### ENTRIES SHOWN
* begin *

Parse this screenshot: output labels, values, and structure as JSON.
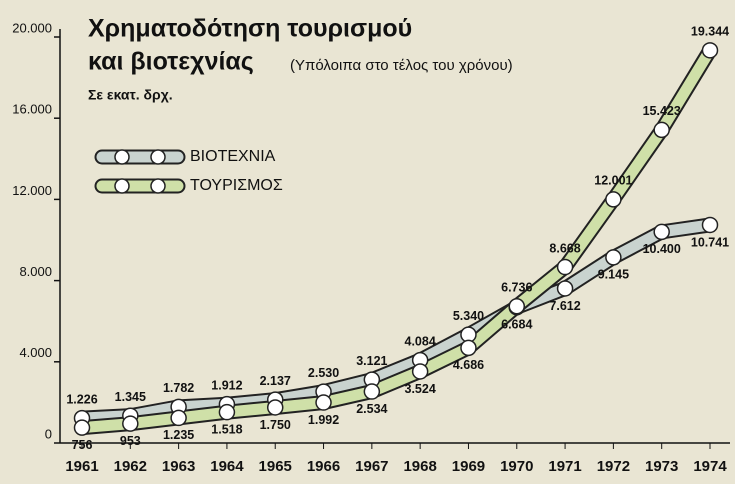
{
  "chart_data": {
    "type": "line",
    "title": [
      "Χρηματοδότηση τουρισμού",
      "και βιοτεχνίας"
    ],
    "subtitle": "(Υπόλοιπα στο τέλος του χρόνου)",
    "y_label": "Σε εκατ. δρχ.",
    "categories": [
      "1961",
      "1962",
      "1963",
      "1964",
      "1965",
      "1966",
      "1967",
      "1968",
      "1969",
      "1970",
      "1971",
      "1972",
      "1973",
      "1974"
    ],
    "series": [
      {
        "name": "ΒΙΟΤΕΧΝΙΑ",
        "color": "#c9d3cf",
        "values": [
          1226,
          1345,
          1782,
          1912,
          2137,
          2530,
          3121,
          4084,
          5340,
          6684,
          7612,
          9145,
          10400,
          10741
        ],
        "value_labels": [
          "1.226",
          "1.345",
          "1.782",
          "1.912",
          "2.137",
          "2.530",
          "3.121",
          "4.084",
          "5.340",
          "6.684",
          "7.612",
          "9.145",
          "10.400",
          "10.741"
        ]
      },
      {
        "name": "ΤΟΥΡΙΣΜΟΣ",
        "color": "#cfe0a8",
        "values": [
          756,
          953,
          1235,
          1518,
          1750,
          1992,
          2534,
          3524,
          4686,
          6736,
          8668,
          12001,
          15423,
          19344
        ],
        "value_labels": [
          "756",
          "953",
          "1.235",
          "1.518",
          "1.750",
          "1.992",
          "2.534",
          "3.524",
          "4.686",
          "6.736",
          "8.668",
          "12.001",
          "15.423",
          "19.344"
        ]
      }
    ],
    "ylim": [
      0,
      20000
    ],
    "yticks": [
      0,
      {
        "value": 4000,
        "label": "4.000"
      },
      {
        "value": 8000,
        "label": "8.000"
      },
      {
        "value": 12000,
        "label": "12.000"
      },
      {
        "value": 16000,
        "label": "16.000"
      },
      {
        "value": 20000,
        "label": "20.000"
      }
    ]
  }
}
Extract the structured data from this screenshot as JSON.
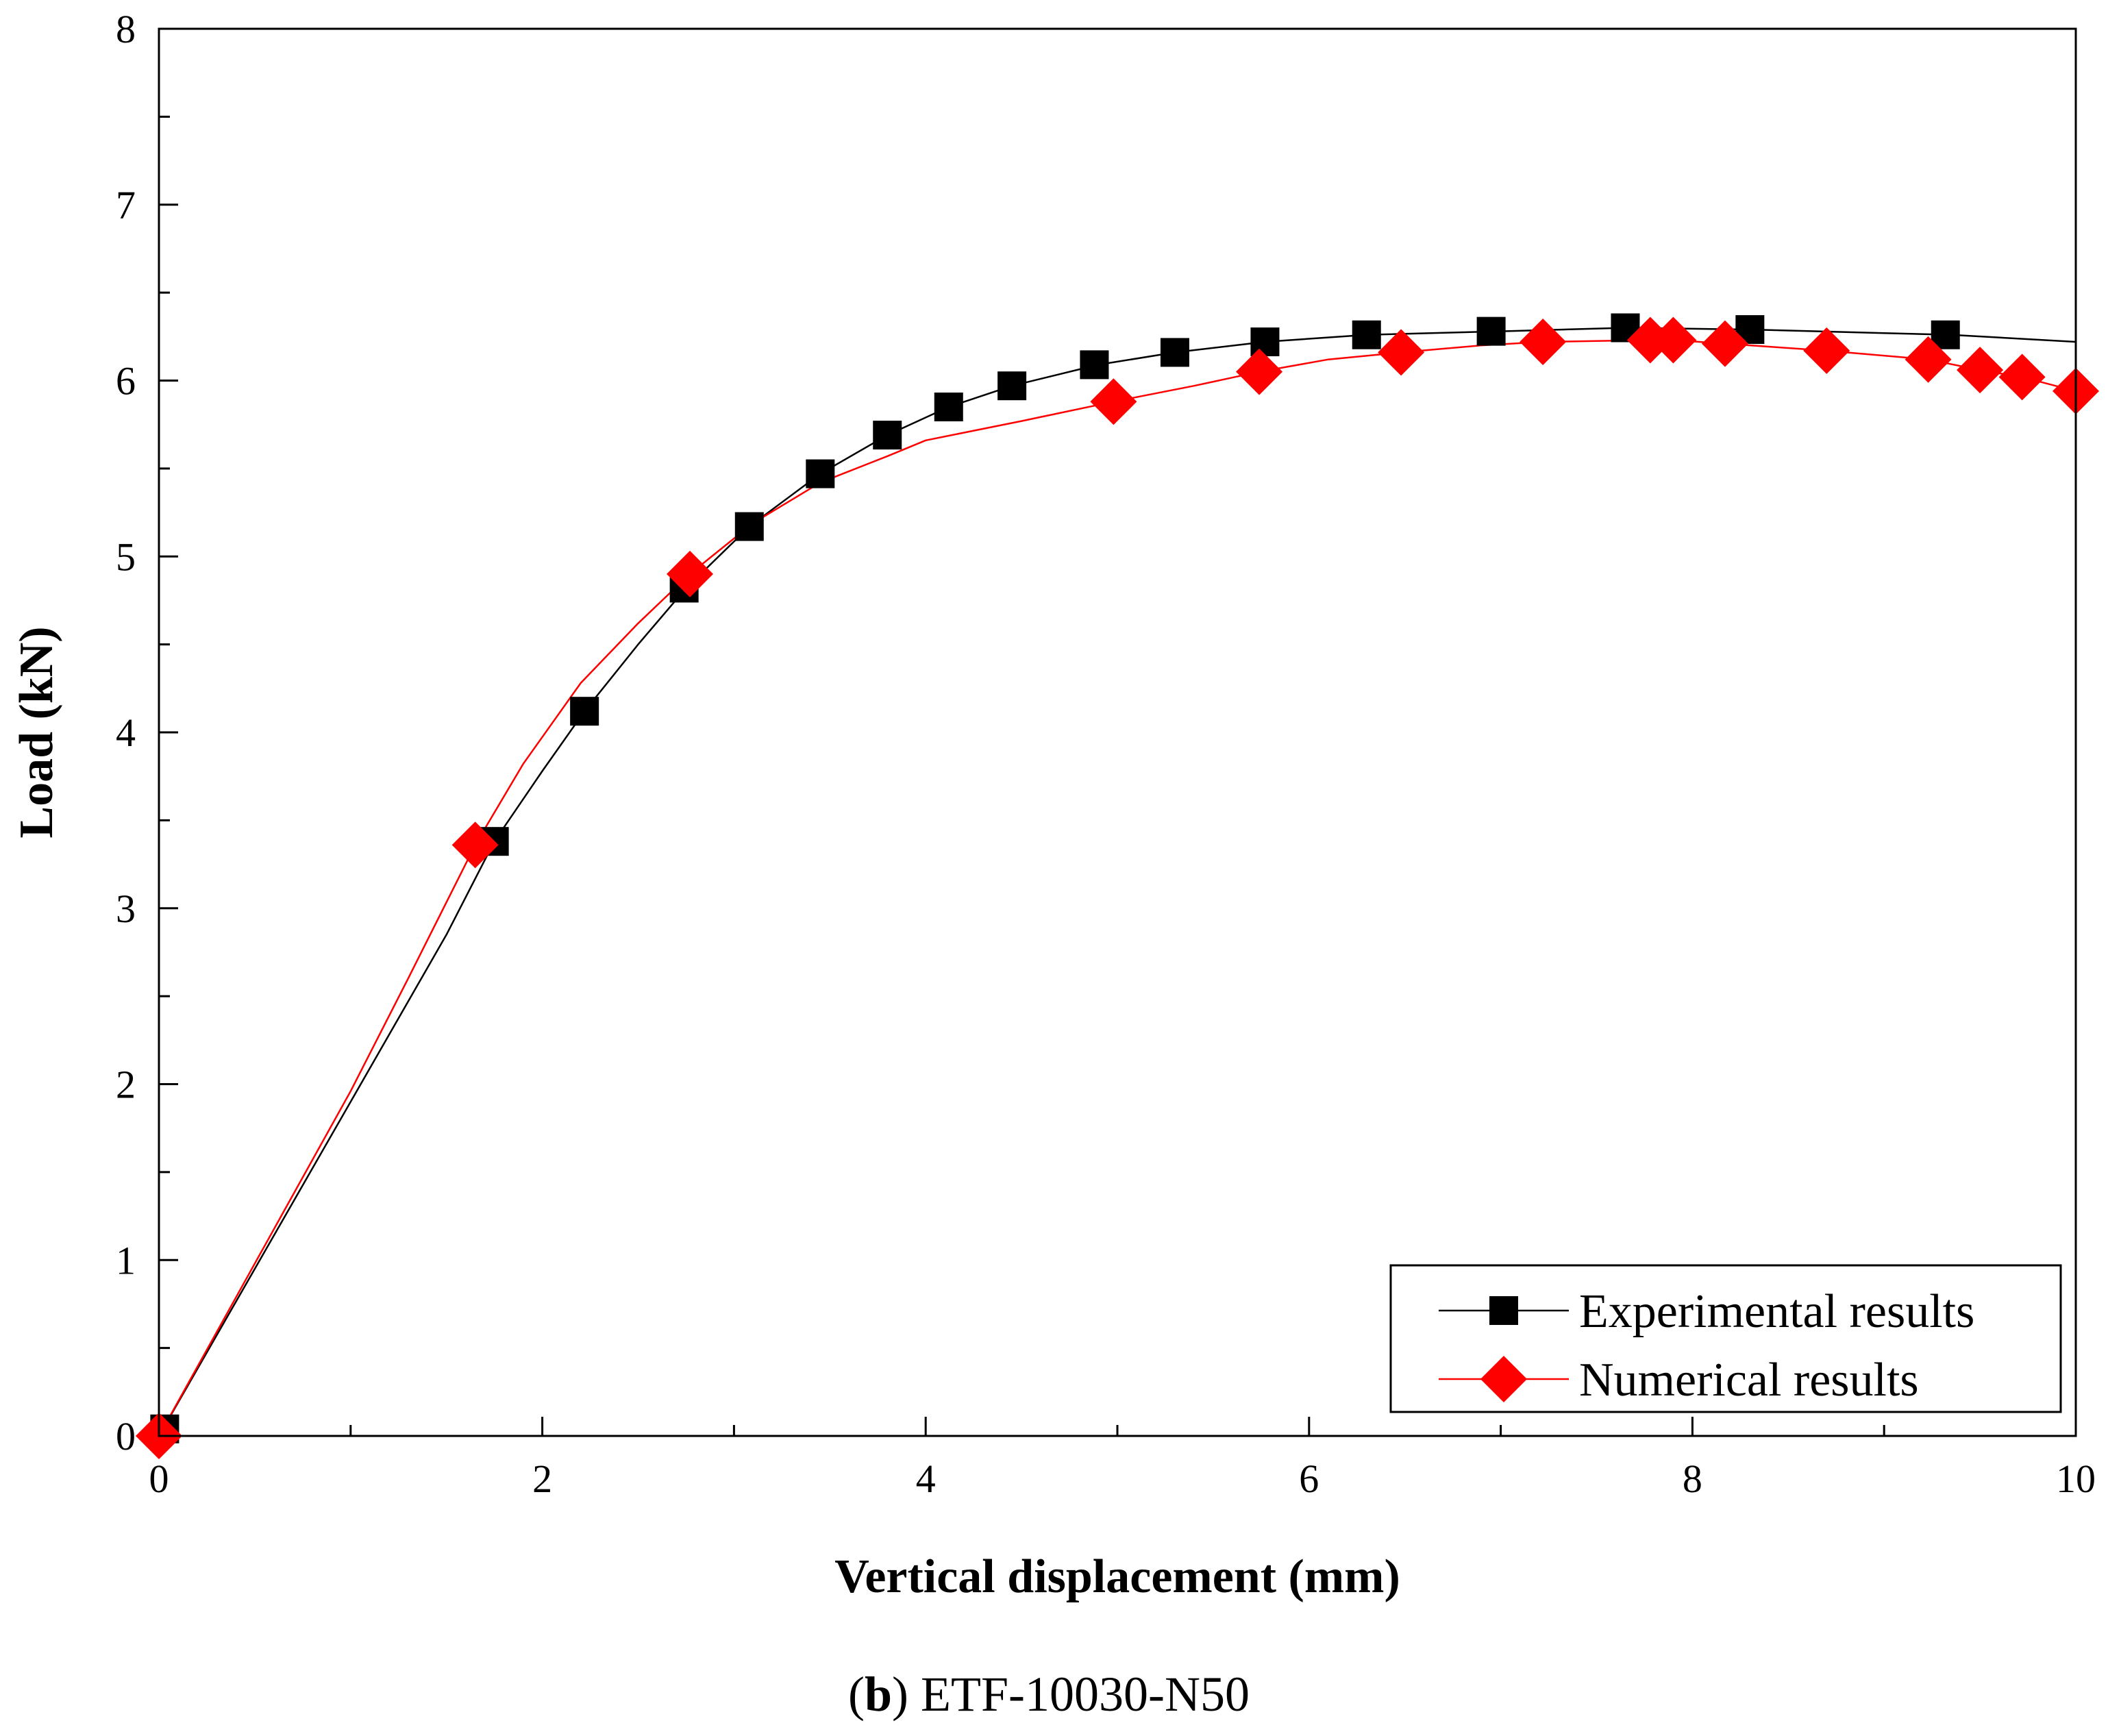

* end *

### PROBLEM REQUIREMENTS
How many of the lines in the listing above hold the word "this"? Report only that figure.

### EXERCISE ANSWER
2